*Exercise goal*: Copy out the material without any changes, from its first line through the line that contains "point (194, 130, 210, 146)". Include both of those lines.

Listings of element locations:

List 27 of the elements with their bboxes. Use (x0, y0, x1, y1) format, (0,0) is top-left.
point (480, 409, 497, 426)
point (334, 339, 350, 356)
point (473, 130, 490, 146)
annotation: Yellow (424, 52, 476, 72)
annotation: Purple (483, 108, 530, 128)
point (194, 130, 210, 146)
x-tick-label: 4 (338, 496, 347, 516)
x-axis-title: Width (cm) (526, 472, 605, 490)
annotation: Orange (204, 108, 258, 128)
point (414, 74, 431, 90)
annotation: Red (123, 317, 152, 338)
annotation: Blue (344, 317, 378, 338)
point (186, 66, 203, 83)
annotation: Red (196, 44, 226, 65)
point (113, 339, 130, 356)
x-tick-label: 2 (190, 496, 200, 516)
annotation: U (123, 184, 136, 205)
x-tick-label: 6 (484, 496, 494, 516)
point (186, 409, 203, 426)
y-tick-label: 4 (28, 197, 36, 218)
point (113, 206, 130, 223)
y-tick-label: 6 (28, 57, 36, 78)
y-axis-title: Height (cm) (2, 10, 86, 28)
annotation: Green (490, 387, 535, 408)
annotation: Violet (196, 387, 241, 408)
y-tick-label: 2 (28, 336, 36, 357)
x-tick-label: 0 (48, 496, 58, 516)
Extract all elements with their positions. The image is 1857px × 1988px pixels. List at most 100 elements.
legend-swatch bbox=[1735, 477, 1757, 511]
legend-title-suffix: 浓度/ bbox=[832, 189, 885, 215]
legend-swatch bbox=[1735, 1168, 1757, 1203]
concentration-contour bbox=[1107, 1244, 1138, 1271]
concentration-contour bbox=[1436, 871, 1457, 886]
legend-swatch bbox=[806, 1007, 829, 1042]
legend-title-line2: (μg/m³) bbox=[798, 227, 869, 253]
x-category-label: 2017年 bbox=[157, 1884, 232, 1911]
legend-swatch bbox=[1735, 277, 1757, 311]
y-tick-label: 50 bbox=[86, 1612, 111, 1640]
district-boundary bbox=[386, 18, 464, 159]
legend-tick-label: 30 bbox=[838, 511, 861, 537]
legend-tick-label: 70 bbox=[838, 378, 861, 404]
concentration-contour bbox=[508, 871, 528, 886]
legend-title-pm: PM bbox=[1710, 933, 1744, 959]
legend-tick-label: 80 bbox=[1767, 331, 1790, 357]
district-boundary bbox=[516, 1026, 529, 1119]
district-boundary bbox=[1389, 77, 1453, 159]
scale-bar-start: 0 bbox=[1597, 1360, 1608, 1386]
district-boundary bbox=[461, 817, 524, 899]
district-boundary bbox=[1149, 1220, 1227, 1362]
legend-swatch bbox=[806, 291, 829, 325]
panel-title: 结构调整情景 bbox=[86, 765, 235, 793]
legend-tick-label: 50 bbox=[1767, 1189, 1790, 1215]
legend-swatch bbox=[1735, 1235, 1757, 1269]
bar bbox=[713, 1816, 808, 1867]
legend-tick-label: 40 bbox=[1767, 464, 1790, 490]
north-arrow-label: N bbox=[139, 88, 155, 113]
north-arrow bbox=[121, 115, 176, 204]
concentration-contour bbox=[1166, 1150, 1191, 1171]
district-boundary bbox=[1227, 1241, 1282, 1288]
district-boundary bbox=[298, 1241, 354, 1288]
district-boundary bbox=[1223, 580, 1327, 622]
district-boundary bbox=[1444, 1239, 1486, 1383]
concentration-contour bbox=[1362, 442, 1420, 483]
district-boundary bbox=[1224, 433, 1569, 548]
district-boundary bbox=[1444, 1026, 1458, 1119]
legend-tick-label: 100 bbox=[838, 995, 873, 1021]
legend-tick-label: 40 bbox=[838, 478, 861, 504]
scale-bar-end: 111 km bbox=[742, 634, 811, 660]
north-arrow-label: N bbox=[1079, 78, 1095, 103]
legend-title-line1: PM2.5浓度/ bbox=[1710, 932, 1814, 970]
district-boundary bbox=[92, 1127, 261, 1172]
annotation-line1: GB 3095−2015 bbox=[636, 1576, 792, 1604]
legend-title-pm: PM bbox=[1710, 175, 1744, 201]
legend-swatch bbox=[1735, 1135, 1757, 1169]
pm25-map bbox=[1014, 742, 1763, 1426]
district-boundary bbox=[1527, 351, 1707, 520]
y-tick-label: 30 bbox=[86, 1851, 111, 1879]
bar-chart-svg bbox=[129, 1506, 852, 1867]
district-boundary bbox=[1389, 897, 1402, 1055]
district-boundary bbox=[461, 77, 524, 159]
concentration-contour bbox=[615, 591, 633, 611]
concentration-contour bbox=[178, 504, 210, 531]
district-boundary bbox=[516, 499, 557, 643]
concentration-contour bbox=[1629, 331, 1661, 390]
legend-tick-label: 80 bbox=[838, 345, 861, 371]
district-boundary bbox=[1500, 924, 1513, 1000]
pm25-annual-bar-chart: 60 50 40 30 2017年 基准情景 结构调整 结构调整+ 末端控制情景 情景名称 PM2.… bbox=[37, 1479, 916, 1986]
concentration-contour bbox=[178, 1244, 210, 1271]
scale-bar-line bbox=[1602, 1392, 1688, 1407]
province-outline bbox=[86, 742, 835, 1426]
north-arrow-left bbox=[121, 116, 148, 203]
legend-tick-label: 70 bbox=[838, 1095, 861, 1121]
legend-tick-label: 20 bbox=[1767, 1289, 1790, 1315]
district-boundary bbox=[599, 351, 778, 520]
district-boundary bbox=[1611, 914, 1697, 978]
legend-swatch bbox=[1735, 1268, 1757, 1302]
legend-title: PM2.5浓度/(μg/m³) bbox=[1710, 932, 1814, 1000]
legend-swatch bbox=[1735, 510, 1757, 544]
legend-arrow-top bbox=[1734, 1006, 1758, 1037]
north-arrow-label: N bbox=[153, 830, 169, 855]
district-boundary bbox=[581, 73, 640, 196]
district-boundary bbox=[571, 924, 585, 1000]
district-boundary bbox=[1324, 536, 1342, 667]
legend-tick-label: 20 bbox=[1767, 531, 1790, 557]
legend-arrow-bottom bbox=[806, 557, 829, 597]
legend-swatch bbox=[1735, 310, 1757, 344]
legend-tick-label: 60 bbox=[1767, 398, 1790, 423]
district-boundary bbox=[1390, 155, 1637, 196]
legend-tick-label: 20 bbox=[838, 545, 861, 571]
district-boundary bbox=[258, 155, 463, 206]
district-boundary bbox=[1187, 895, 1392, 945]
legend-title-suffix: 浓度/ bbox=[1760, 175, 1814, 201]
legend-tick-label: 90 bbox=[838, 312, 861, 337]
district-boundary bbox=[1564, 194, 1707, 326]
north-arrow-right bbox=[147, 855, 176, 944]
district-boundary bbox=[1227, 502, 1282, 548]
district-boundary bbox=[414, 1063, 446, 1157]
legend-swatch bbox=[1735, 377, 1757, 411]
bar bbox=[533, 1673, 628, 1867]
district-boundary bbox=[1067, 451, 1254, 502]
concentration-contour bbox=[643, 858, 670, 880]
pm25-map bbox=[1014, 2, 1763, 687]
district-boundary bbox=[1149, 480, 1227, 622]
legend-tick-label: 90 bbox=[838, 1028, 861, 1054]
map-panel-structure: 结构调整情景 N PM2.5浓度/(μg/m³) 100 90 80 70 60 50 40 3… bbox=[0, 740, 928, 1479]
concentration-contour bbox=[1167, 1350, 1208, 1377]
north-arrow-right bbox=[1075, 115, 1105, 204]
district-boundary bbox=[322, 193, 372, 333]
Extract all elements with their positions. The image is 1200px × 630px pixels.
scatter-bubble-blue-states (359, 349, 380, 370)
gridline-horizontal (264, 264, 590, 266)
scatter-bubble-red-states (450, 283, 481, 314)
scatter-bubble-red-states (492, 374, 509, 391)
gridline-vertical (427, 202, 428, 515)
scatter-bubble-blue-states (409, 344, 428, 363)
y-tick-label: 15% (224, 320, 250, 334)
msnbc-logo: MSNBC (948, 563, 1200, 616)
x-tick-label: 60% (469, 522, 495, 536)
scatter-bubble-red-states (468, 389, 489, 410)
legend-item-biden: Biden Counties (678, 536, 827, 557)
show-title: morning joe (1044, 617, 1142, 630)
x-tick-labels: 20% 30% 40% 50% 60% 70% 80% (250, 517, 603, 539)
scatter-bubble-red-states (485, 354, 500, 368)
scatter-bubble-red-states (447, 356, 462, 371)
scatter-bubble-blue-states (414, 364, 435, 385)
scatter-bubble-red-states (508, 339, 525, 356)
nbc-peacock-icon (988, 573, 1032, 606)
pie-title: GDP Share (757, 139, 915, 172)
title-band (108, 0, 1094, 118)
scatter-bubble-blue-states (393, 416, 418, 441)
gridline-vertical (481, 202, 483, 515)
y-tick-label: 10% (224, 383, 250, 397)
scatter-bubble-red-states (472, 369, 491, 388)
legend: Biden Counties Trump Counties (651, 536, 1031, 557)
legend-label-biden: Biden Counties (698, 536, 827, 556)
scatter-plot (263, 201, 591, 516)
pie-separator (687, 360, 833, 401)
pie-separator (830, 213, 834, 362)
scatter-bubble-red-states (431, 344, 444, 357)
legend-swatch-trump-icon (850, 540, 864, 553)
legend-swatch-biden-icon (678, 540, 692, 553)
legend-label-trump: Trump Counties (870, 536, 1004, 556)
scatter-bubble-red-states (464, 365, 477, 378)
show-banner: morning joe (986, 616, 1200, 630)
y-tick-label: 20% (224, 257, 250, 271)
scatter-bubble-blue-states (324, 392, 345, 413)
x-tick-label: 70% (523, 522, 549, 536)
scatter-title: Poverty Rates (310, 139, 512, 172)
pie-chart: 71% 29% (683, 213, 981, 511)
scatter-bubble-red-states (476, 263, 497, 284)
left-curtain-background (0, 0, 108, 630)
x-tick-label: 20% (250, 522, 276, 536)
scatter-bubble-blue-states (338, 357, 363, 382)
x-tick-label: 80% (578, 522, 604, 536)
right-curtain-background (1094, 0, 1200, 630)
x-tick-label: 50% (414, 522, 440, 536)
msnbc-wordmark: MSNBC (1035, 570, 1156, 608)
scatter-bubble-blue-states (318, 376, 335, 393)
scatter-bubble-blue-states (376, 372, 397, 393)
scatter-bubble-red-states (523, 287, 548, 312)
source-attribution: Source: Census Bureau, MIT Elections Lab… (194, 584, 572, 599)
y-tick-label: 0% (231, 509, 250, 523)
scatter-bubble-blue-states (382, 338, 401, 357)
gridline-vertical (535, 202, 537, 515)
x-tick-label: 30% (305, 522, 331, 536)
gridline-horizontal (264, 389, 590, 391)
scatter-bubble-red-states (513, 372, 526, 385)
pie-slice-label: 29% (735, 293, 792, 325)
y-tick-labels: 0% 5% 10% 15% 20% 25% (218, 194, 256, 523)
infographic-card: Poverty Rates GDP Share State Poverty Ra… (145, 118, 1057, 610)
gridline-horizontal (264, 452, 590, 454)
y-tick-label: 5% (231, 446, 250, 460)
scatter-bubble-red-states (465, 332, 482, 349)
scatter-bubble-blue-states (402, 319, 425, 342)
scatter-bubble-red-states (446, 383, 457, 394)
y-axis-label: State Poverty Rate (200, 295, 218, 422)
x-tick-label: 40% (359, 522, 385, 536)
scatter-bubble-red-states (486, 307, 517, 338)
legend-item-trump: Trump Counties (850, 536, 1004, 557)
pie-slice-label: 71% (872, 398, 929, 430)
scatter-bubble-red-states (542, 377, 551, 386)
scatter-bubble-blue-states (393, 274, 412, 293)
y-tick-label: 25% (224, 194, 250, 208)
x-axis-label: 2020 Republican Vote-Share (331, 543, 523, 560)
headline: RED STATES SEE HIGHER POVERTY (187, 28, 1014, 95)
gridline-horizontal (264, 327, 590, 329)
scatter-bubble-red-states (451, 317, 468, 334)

*Written response*:
List 27 of the elements with their bboxes. Use (x0, y0, x1, y1) format, (0,0) is top-left.
point (480, 409, 497, 426)
point (334, 339, 350, 356)
point (473, 130, 490, 146)
annotation: Yellow (424, 52, 476, 72)
annotation: Purple (483, 108, 530, 128)
point (194, 130, 210, 146)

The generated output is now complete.